■ Exercise instructions: Copy out each line containing "Wanner" from the entries below.

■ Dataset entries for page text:
------------------------------------------------------------

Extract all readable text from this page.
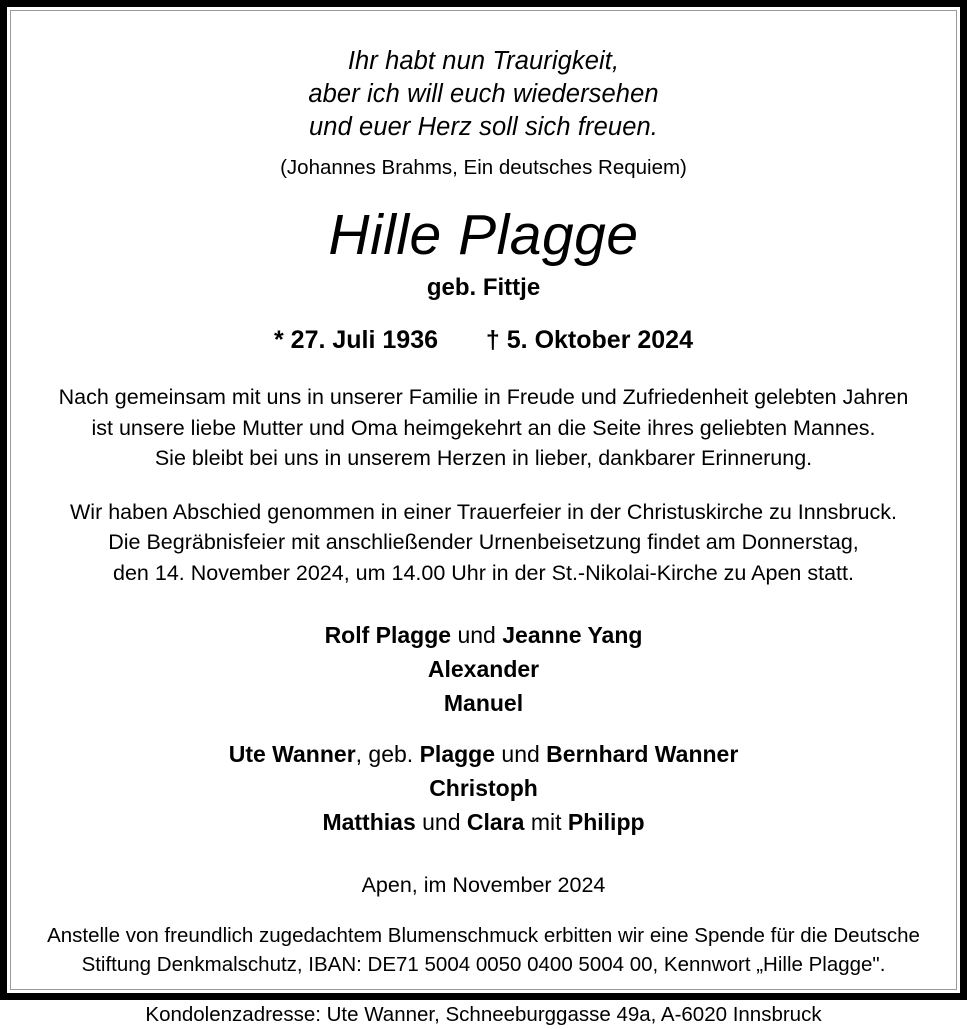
Ihr habt nun Traurigkeit,
aber ich will euch wiedersehen
und euer Herz soll sich freuen.
(Johannes Brahms, Ein deutsches Requiem)
Hille Plagge
geb. Fittje
* 27. Juli 1936 † 5. Oktober 2024
Nach gemeinsam mit uns in unserer Familie in Freude und Zufriedenheit gelebten Jahren
ist unsere liebe Mutter und Oma heimgekehrt an die Seite ihres geliebten Mannes.
Sie bleibt bei uns in unserem Herzen in lieber, dankbarer Erinnerung.
Wir haben Abschied genommen in einer Trauerfeier in der Christuskirche zu Innsbruck.
Die Begräbnisfeier mit anschließender Urnenbeisetzung findet am Donnerstag,
den 14. November 2024, um 14.00 Uhr in der St.-Nikolai-Kirche zu Apen statt.
Rolf Plagge und Jeanne Yang
Alexander
Manuel
Ute Wanner, geb. Plagge und Bernhard Wanner
Christoph
Matthias und Clara mit Philipp
Apen, im November 2024
Anstelle von freundlich zugedachtem Blumenschmuck erbitten wir eine Spende für die Deutsche
Stiftung Denkmalschutz, IBAN: DE71 5004 0050 0400 5004 00, Kennwort „Hille Plagge".
Kondolenzadresse: Ute Wanner, Schneeburggasse 49a, A-6020 Innsbruck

------------------------------------------------------------

■ Written answer:
Ute Wanner, geb. Plagge und Bernhard Wanner
Kondolenzadresse: Ute Wanner, Schneeburggasse 49a, A-6020 Innsbruck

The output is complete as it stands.